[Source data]
******
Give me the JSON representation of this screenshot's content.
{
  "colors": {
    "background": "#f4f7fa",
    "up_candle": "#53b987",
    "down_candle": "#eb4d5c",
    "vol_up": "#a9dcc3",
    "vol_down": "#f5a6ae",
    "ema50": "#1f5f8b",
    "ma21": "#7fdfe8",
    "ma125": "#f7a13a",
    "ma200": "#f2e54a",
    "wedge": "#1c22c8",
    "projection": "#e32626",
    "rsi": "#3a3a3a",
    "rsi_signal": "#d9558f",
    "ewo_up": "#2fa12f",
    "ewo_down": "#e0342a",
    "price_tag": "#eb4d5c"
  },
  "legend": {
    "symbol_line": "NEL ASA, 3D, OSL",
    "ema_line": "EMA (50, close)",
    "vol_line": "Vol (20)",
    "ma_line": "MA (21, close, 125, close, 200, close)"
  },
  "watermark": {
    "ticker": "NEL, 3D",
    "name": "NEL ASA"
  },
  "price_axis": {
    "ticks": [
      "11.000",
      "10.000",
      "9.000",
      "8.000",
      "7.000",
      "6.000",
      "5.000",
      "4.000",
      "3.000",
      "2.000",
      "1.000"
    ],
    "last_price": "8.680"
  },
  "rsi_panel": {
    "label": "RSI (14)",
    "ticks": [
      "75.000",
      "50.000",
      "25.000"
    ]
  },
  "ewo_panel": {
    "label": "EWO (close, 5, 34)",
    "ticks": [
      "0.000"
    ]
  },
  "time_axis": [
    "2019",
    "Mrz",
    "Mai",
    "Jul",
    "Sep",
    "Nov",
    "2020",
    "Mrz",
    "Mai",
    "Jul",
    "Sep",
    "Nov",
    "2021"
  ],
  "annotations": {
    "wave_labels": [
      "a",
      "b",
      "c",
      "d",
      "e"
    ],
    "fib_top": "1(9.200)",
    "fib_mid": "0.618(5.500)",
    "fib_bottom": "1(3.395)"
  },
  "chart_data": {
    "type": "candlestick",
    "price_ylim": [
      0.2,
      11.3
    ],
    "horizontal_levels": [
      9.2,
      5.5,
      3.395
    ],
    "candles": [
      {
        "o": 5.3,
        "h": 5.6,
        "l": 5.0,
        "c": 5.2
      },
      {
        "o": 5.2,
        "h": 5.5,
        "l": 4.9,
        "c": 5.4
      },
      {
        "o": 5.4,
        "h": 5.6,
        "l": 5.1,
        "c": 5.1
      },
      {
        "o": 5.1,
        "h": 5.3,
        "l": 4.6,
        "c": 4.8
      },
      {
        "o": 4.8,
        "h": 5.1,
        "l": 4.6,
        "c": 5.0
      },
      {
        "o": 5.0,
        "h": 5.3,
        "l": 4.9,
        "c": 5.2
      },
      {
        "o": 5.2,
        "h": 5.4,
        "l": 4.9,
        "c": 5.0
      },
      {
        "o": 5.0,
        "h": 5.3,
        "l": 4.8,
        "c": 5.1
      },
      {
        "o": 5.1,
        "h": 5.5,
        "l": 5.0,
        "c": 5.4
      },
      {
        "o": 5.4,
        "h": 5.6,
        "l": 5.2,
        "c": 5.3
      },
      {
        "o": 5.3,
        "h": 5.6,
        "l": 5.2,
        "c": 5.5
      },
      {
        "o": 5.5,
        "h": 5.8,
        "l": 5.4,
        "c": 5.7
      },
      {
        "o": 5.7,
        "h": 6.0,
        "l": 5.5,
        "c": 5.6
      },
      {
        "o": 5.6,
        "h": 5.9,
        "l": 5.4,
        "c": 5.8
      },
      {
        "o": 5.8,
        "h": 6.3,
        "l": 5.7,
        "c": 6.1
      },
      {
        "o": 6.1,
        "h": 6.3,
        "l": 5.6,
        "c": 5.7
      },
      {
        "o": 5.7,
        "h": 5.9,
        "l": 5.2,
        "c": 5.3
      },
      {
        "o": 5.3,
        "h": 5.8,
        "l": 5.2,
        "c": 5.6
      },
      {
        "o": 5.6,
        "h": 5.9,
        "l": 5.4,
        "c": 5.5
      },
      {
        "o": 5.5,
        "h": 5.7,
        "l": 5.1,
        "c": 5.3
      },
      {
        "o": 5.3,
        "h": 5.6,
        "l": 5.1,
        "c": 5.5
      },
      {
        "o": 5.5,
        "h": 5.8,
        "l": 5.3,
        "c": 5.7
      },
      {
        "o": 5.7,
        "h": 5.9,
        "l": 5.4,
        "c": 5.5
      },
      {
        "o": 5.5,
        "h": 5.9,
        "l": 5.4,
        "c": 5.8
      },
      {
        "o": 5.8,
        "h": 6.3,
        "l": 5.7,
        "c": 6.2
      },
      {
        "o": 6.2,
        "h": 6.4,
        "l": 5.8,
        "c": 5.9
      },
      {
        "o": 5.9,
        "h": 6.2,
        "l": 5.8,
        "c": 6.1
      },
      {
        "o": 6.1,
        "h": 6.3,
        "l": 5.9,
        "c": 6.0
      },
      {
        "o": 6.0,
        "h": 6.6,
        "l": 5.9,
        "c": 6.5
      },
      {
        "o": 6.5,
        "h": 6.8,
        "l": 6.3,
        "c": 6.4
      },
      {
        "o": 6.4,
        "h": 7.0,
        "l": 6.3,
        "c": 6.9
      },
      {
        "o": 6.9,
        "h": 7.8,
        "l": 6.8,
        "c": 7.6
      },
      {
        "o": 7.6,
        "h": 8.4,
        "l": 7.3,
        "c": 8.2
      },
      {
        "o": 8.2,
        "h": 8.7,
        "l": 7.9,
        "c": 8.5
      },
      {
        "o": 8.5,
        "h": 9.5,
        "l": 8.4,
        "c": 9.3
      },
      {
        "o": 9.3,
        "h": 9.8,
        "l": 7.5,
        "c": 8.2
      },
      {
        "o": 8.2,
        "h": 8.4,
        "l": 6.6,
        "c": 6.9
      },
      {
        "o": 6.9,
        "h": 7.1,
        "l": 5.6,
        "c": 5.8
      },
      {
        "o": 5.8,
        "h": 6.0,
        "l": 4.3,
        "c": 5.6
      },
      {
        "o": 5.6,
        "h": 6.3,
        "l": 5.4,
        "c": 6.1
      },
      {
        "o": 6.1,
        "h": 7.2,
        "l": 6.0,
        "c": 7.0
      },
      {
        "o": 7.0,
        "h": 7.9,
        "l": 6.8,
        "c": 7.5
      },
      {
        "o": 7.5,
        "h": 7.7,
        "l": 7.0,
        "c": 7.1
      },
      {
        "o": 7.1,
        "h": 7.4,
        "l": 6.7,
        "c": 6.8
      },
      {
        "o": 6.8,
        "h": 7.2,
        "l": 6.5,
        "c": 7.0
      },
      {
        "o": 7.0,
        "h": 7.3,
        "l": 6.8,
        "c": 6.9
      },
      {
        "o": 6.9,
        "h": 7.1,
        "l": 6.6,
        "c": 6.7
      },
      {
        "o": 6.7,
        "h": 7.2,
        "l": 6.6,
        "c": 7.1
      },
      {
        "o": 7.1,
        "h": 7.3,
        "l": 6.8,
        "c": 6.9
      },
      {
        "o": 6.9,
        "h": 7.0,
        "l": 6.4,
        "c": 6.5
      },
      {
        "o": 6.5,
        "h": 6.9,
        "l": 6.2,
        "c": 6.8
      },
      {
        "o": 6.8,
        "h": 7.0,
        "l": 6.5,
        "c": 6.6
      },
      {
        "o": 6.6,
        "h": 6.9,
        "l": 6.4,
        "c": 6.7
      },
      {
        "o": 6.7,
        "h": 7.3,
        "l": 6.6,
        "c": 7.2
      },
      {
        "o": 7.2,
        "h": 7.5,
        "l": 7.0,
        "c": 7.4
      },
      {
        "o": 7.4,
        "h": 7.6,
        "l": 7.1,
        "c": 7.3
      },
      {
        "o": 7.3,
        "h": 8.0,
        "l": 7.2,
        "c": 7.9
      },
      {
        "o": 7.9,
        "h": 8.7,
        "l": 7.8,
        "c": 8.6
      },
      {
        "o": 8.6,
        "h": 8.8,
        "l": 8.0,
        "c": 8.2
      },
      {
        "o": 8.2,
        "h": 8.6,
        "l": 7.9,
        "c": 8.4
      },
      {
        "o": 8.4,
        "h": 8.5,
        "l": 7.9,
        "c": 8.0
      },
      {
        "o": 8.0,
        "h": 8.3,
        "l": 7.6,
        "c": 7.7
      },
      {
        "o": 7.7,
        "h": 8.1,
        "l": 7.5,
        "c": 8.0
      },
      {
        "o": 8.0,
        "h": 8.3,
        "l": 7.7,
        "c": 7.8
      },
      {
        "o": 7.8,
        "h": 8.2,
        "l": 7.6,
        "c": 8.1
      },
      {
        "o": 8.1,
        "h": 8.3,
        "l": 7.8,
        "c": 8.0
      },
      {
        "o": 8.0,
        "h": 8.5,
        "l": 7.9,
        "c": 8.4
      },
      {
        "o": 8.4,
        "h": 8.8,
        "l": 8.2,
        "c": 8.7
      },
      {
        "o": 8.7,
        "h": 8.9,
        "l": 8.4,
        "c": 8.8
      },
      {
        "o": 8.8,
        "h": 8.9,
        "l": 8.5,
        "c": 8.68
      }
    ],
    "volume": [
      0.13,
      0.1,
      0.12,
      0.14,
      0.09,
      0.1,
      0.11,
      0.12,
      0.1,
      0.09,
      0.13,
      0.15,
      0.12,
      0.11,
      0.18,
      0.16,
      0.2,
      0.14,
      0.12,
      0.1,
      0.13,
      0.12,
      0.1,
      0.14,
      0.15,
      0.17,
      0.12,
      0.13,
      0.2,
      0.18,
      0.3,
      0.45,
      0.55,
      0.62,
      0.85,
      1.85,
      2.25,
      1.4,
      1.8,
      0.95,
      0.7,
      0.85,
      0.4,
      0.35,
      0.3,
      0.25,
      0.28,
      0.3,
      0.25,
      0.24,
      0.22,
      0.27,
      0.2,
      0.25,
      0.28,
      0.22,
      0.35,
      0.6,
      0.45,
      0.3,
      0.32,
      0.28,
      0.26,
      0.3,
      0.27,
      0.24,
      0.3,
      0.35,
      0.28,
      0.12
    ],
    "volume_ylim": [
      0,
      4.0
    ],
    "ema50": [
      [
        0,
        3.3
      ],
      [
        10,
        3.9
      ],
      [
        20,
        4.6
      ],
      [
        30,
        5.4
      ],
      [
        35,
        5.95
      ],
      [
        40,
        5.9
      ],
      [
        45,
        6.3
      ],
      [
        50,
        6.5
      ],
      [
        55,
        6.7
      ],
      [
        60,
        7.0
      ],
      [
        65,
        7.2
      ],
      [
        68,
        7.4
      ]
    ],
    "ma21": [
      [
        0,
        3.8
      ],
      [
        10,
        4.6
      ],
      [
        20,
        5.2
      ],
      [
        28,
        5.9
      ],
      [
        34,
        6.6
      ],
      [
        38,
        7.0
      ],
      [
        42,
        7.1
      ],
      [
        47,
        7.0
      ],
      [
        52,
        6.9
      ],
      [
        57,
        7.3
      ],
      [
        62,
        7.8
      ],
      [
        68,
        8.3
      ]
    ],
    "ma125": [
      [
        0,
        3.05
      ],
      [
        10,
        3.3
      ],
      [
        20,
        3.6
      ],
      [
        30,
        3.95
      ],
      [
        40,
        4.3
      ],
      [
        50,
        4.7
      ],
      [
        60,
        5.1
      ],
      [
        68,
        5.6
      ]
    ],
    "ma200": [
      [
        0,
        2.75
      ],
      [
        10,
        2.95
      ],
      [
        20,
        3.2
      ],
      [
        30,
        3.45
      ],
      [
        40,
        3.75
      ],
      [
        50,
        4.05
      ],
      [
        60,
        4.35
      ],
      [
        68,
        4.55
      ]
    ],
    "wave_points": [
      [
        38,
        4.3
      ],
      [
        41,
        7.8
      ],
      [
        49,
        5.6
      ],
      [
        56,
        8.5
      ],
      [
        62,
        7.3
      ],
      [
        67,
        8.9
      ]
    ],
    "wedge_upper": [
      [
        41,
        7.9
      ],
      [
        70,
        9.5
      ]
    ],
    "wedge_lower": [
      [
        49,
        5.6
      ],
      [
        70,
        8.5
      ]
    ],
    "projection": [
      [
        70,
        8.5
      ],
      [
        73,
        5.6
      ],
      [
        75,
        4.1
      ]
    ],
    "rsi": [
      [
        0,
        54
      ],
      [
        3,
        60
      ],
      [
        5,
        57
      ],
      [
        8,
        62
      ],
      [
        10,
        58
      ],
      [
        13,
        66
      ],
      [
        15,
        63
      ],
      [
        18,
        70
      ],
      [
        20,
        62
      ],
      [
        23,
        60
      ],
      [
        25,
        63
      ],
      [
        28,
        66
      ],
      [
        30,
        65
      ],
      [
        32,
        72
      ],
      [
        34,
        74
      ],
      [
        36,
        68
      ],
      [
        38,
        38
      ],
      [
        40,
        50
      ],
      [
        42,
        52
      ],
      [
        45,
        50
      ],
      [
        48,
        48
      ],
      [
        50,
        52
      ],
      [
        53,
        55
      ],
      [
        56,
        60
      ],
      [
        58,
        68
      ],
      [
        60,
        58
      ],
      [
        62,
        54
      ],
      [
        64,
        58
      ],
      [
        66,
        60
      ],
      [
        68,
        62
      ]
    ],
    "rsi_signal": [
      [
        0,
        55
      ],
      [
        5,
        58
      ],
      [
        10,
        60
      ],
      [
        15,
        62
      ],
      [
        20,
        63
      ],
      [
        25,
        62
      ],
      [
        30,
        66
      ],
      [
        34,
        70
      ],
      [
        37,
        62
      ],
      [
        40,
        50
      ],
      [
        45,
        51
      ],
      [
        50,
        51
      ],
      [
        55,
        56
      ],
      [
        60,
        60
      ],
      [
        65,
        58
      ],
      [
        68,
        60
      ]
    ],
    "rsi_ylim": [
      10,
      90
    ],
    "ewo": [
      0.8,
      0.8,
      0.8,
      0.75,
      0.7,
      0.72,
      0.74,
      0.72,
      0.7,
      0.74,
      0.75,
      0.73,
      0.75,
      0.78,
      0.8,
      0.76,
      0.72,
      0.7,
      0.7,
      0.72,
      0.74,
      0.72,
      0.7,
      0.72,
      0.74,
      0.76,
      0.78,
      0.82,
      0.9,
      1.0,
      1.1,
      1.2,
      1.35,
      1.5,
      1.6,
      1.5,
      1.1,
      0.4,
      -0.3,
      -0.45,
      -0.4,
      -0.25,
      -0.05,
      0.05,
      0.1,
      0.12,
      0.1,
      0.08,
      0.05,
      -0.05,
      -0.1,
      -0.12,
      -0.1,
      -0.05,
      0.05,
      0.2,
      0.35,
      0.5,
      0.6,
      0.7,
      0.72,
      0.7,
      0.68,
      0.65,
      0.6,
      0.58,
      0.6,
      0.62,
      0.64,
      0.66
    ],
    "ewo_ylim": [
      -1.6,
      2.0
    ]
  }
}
******
## Given task
Find every line in the records above that contains the word "close", and copy each one.

## Worked solution
    "ema_line": "EMA (50, close)",
    "ma_line": "MA (21, close, 125, close, 200, close)"
    "label": "EWO (close, 5, 34)",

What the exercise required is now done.